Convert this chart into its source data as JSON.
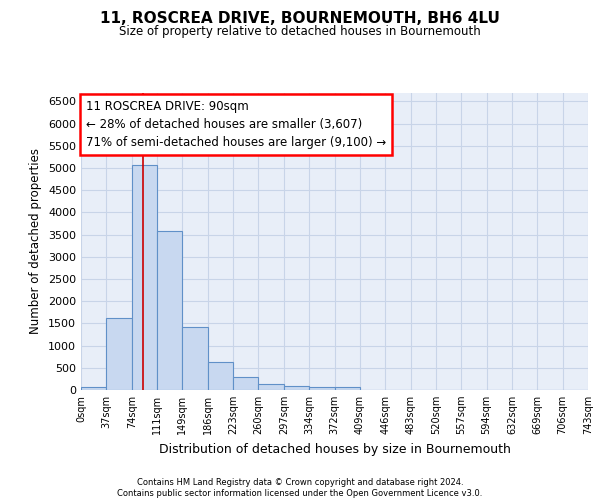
{
  "title": "11, ROSCREA DRIVE, BOURNEMOUTH, BH6 4LU",
  "subtitle": "Size of property relative to detached houses in Bournemouth",
  "xlabel": "Distribution of detached houses by size in Bournemouth",
  "ylabel": "Number of detached properties",
  "footer_line1": "Contains HM Land Registry data © Crown copyright and database right 2024.",
  "footer_line2": "Contains public sector information licensed under the Open Government Licence v3.0.",
  "bin_labels": [
    "0sqm",
    "37sqm",
    "74sqm",
    "111sqm",
    "149sqm",
    "186sqm",
    "223sqm",
    "260sqm",
    "297sqm",
    "334sqm",
    "372sqm",
    "409sqm",
    "446sqm",
    "483sqm",
    "520sqm",
    "557sqm",
    "594sqm",
    "632sqm",
    "669sqm",
    "706sqm",
    "743sqm"
  ],
  "bar_values": [
    70,
    1630,
    5060,
    3570,
    1410,
    620,
    290,
    140,
    100,
    70,
    60,
    0,
    0,
    0,
    0,
    0,
    0,
    0,
    0,
    0
  ],
  "bar_color": "#c8d8f0",
  "bar_edge_color": "#6090c8",
  "annotation_line1": "11 ROSCREA DRIVE: 90sqm",
  "annotation_line2": "← 28% of detached houses are smaller (3,607)",
  "annotation_line3": "71% of semi-detached houses are larger (9,100) →",
  "vline_x": 90,
  "vline_color": "#cc0000",
  "ylim": [
    0,
    6700
  ],
  "yticks": [
    0,
    500,
    1000,
    1500,
    2000,
    2500,
    3000,
    3500,
    4000,
    4500,
    5000,
    5500,
    6000,
    6500
  ],
  "grid_color": "#c8d4e8",
  "background_color": "#e8eef8",
  "bin_width": 37
}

____

REQUIREMENT: Pictures stay out; repeat all the rest of the records exactly.

FINAL RESULT:
Convert this chart into its source data as JSON.
{
  "title": "11, ROSCREA DRIVE, BOURNEMOUTH, BH6 4LU",
  "subtitle": "Size of property relative to detached houses in Bournemouth",
  "xlabel": "Distribution of detached houses by size in Bournemouth",
  "ylabel": "Number of detached properties",
  "footer_line1": "Contains HM Land Registry data © Crown copyright and database right 2024.",
  "footer_line2": "Contains public sector information licensed under the Open Government Licence v3.0.",
  "bin_labels": [
    "0sqm",
    "37sqm",
    "74sqm",
    "111sqm",
    "149sqm",
    "186sqm",
    "223sqm",
    "260sqm",
    "297sqm",
    "334sqm",
    "372sqm",
    "409sqm",
    "446sqm",
    "483sqm",
    "520sqm",
    "557sqm",
    "594sqm",
    "632sqm",
    "669sqm",
    "706sqm",
    "743sqm"
  ],
  "bar_values": [
    70,
    1630,
    5060,
    3570,
    1410,
    620,
    290,
    140,
    100,
    70,
    60,
    0,
    0,
    0,
    0,
    0,
    0,
    0,
    0,
    0
  ],
  "bar_color": "#c8d8f0",
  "bar_edge_color": "#6090c8",
  "annotation_line1": "11 ROSCREA DRIVE: 90sqm",
  "annotation_line2": "← 28% of detached houses are smaller (3,607)",
  "annotation_line3": "71% of semi-detached houses are larger (9,100) →",
  "vline_x": 90,
  "vline_color": "#cc0000",
  "ylim": [
    0,
    6700
  ],
  "yticks": [
    0,
    500,
    1000,
    1500,
    2000,
    2500,
    3000,
    3500,
    4000,
    4500,
    5000,
    5500,
    6000,
    6500
  ],
  "grid_color": "#c8d4e8",
  "background_color": "#e8eef8",
  "bin_width": 37
}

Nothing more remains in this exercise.